What lines in the records below mention "active"? List them all.

Material for this task below:

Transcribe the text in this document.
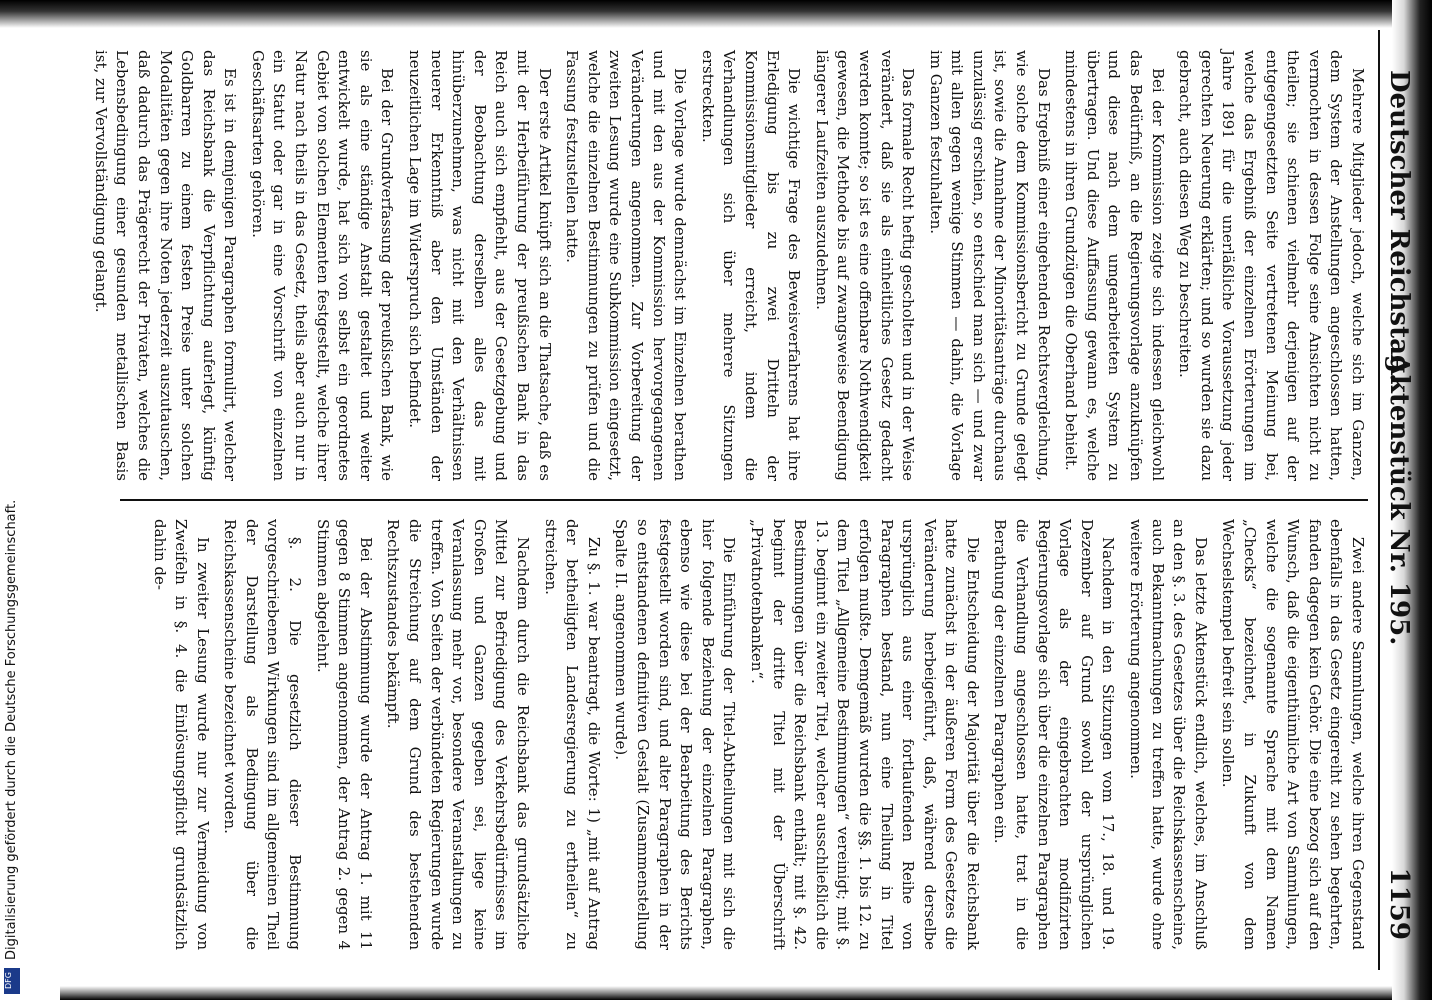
Deutscher Reichstag.
Aktenstück Nr. 195.
1159

Mehrere Mitglieder jedoch, welche sich im Ganzen, dem System der Anstellungen angeschlossen hatten, vermochten in dessen Folge seine Ansichten nicht zu theilen; sie schienen vielmehr derjenigen auf der entgegengesetzten Seite vertretenen Meinung bei, welche das Ergebniß der einzelnen Erörterungen im Jahre 1891 für die unerläßliche Voraussetzung jeder gerechten Neuerung erklärten; und so wurden sie dazu gebracht, auch diesen Weg zu beschreiten.

Bei der Kommission zeigte sich indessen gleichwohl das Bedürfniß, an die Regierungsvorlage anzuknüpfen und diese nach dem umgearbeiteten System zu übertragen. Und diese Auffassung gewann es, welche mindestens in ihren Grundzügen die Oberhand behielt.

Das Ergebniß einer eingehenden Rechtsvergleichung, wie solche dem Kommissionsbericht zu Grunde gelegt ist, sowie die Annahme der Minoritätsanträge durchaus unzulässig erschien, so entschied man sich — und zwar mit allen gegen wenige Stimmen — dahin, die Vorlage im Ganzen festzuhalten.

Das formale Recht heftig gescholten und in der Weise verändert, daß sie als einheitliches Gesetz gedacht werden konnte; so ist es eine offenbare Nothwendigkeit gewesen, die Methode bis auf zwangsweise Beendigung längerer Laufzeiten auszudehnen.

Die wichtige Frage des Beweisverfahrens hat ihre Erledigung bis zu zwei Dritteln der Kommissionsmitglieder erreicht, indem die Verhandlungen sich über mehrere Sitzungen erstreckten.

Die Vorlage wurde demnächst im Einzelnen berathen und mit den aus der Kommission hervorgegangenen Veränderungen angenommen. Zur Vorbereitung der zweiten Lesung wurde eine Subkommission eingesetzt, welche die einzelnen Bestimmungen zu prüfen und die Fassung festzustellen hatte.

Der erste Artikel knüpft sich an die Thatsache, daß es mit der Herbeiführung der preußischen Bank in das Reich auch sich empfiehlt, aus der Gesetzgebung und der Beobachtung derselben alles das mit hinüberzunehmen, was nicht mit den Verhältnissen neuerer Erkenntniß aber den Umständen der neuzeitlichen Lage im Widerspruch sich befindet.

Bei der Grundverfassung der preußischen Bank, wie sie als eine ständige Anstalt gestaltet und weiter entwickelt wurde, hat sich von selbst ein geordnetes Gebiet von solchen Elementen festgestellt, welche ihrer Natur nach theils in das Gesetz, theils aber auch nur in ein Statut oder gar in eine Vorschrift von einzelnen Geschäftsarten gehören.

Es ist in demjenigen Paragraphen formulirt, welcher das Reichsbank die Verpflichtung auferlegt, künftig Goldbarren zu einem festen Preise unter solchen Modalitäten gegen ihre Noten jederzeit auszutauschen, daß dadurch das Prägerecht der Privaten, welches die Lebensbedingung einer gesunden metallischen Basis ist, zur Vervollständigung gelangt.

Zwei andere Sammlungen, welche ihren Gegenstand ebenfalls in das Gesetz eingereiht zu sehen begehrten, fanden dagegen kein Gehör. Die eine bezog sich auf den Wunsch, daß die eigenthümliche Art von Sammlungen, welche die sogenannte Sprache mit dem Namen „Checks“ bezeichnet, in Zukunft von dem Wechselstempel befreit sein sollen.

Das letzte Aktenstück endlich, welches, im Anschluß an den §. 3. des Gesetzes über die Reichskassenscheine, auch Bekanntmachungen zu treffen hatte, wurde ohne weitere Erörterung angenommen.

Nachdem in den Sitzungen vom 17., 18. und 19. Dezember auf Grund sowohl der ursprünglichen Vorlage als der eingebrachten modifizirten Regierungsvorlage sich über die einzelnen Paragraphen die Verhandlung angeschlossen hatte, trat in die Berathung der einzelnen Paragraphen ein.

Die Entscheidung der Majorität über die Reichsbank hatte zunächst in der äußeren Form des Gesetzes die Veränderung herbeigeführt, daß, während derselbe ursprünglich aus einer fortlaufenden Reihe von Paragraphen bestand, nun eine Theilung in Titel erfolgen mußte. Demgemäß wurden die §§. 1. bis 12. zu dem Titel „Allgemeine Bestimmungen“ vereinigt; mit §. 13. beginnt ein zweiter Titel, welcher ausschließlich die Bestimmungen über die Reichsbank enthält; mit §. 42. beginnt der dritte Titel mit der Überschrift „Privatnotenbanken“.

Die Einführung der Titel-Abtheilungen mit sich die hier folgende Beziehung der einzelnen Paragraphen, ebenso wie diese bei der Bearbeitung des Berichts festgestellt worden sind, und alter Paragraphen in der so entstandenen definitiven Gestalt (Zusammenstellung Spalte II. angenommen wurde).

Zu §. 1. war beantragt, die Worte: 1) „mit auf Antrag der betheiligten Landesregierung zu ertheilen“ zu streichen.

Nachdem durch die Reichsbank das grundsätzliche Mittel zur Befriedigung des Verkehrsbedürfnisses im Großen und Ganzen gegeben sei, liege keine Veranlassung mehr vor, besondere Veranstaltungen zu treffen. Von Seiten der verbündeten Regierungen wurde die Streichung auf dem Grund des bestehenden Rechtszustandes bekämpft.

Bei der Abstimmung wurde der Antrag 1. mit 11 gegen 8 Stimmen angenommen, der Antrag 2. gegen 4 Stimmen abgelehnt.

§. 2. Die gesetzlich dieser Bestimmung vorgeschriebenen Wirkungen sind im allgemeinen Theil der Darstellung als Bedingung über die Reichskassenscheine bezeichnet worden.

In zweiter Lesung wurde nur zur Vermeidung von Zweifeln in §. 4. die Einlösungspflicht grundsätzlich dahin de-

Digitalisierung gefördert durch die Deutsche Forschungsgemeinschaft.
DFG
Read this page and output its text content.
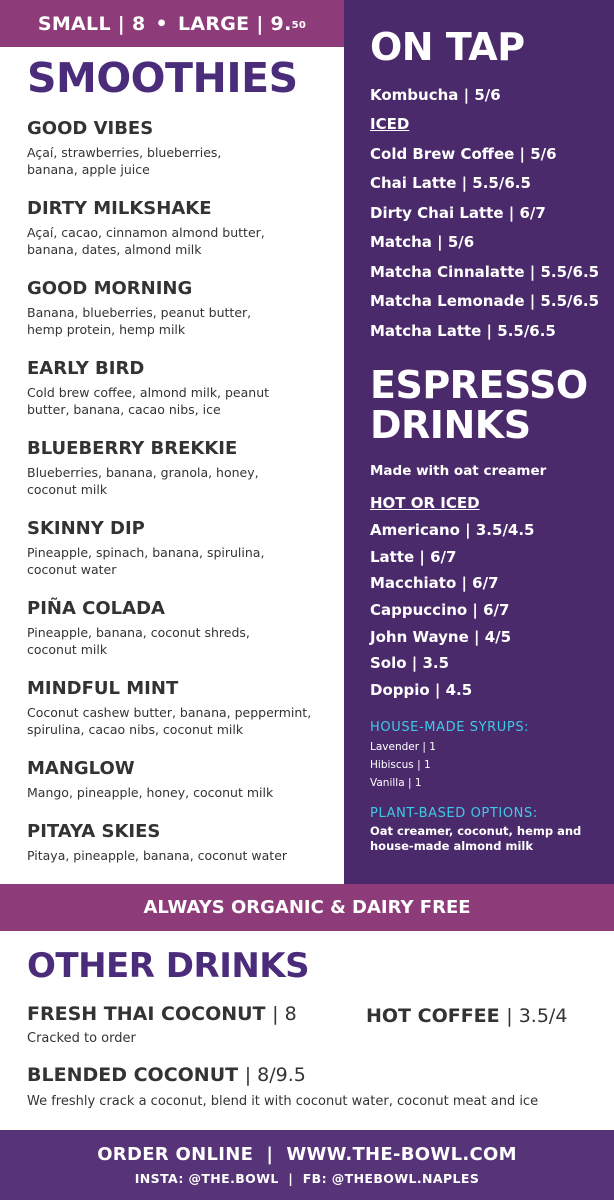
SMALL | 8 • LARGE | 9.50
SMOOTHIES
GOOD VIBES
Açaí, strawberries, blueberries, banana, apple juice
DIRTY MILKSHAKE
Açaí, cacao, cinnamon almond butter, banana, dates, almond milk
GOOD MORNING
Banana, blueberries, peanut butter, hemp protein, hemp milk
EARLY BIRD
Cold brew coffee, almond milk, peanut butter, banana, cacao nibs, ice
BLUEBERRY BREKKIE
Blueberries, banana, granola, honey, coconut milk
SKINNY DIP
Pineapple, spinach, banana, spirulina, coconut water
PIÑA COLADA
Pineapple, banana, coconut shreds, coconut milk
MINDFUL MINT
Coconut cashew butter, banana, peppermint, spirulina, cacao nibs, coconut milk
MANGLOW
Mango, pineapple, honey, coconut milk
PITAYA SKIES
Pitaya, pineapple, banana, coconut water
ON TAP
Kombucha | 5/6
ICED
Cold Brew Coffee | 5/6
Chai Latte | 5.5/6.5
Dirty Chai Latte | 6/7
Matcha | 5/6
Matcha Cinnalatte | 5.5/6.5
Matcha Lemonade | 5.5/6.5
Matcha Latte | 5.5/6.5
ESPRESSO
DRINKS
Made with oat creamer
HOT OR ICED
Americano | 3.5/4.5
Latte | 6/7
Macchiato | 6/7
Cappuccino | 6/7
John Wayne | 4/5
Solo | 3.5
Doppio | 4.5
HOUSE-MADE SYRUPS:
Lavender | 1
Hibiscus | 1
Vanilla | 1
PLANT-BASED OPTIONS:
Oat creamer, coconut, hemp and house-made almond milk
ALWAYS ORGANIC & DAIRY FREE
OTHER DRINKS
FRESH THAI COCONUT | 8
Cracked to order
HOT COFFEE | 3.5/4
BLENDED COCONUT | 8/9.5
We freshly crack a coconut, blend it with coconut water, coconut meat and ice
ORDER ONLINE  |  WWW.THE-BOWL.COM
INSTA: @THE.BOWL  |  FB: @THEBOWL.NAPLES
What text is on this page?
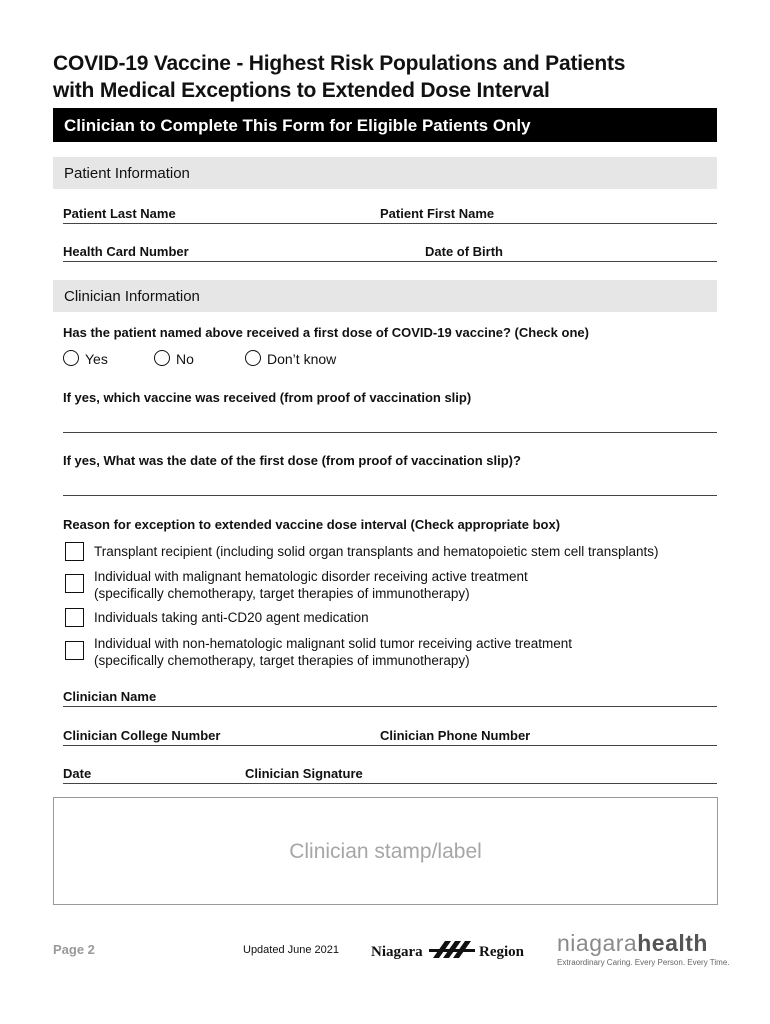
COVID-19 Vaccine - Highest Risk Populations and Patients
with Medical Exceptions to Extended Dose Interval
Clinician to Complete This Form for Eligible Patients Only
Patient Information
Patient Last Name	Patient First Name
Health Card Number	Date of Birth
Clinician Information
Has the patient named above received a first dose of COVID-19 vaccine? (Check one)
Yes	No	Don’t know
If yes, which vaccine was received (from proof of vaccination slip)
If yes, What was the date of the first dose (from proof of vaccination slip)?
Reason for exception to extended vaccine dose interval (Check appropriate box)
Transplant recipient (including solid organ transplants and hematopoietic stem cell transplants)
Individual with malignant hematologic disorder receiving active treatment
(specifically chemotherapy, target therapies of immunotherapy)
Individuals taking anti-CD20 agent medication
Individual with non-hematologic malignant solid tumor receiving active treatment
(specifically chemotherapy, target therapies of immunotherapy)
Clinician Name
Clinician College Number	Clinician Phone Number
Date	Clinician Signature
Clinician stamp/label
Page 2	Updated June 2021 Niagara	Region niagarahealth
Extraordinary Caring. Every Person. Every Time.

End of Material for this task.

**Your solution:**
Individual with malignant hematologic disorder receiving active treatment
Individual with non-hematologic malignant solid tumor receiving active treatment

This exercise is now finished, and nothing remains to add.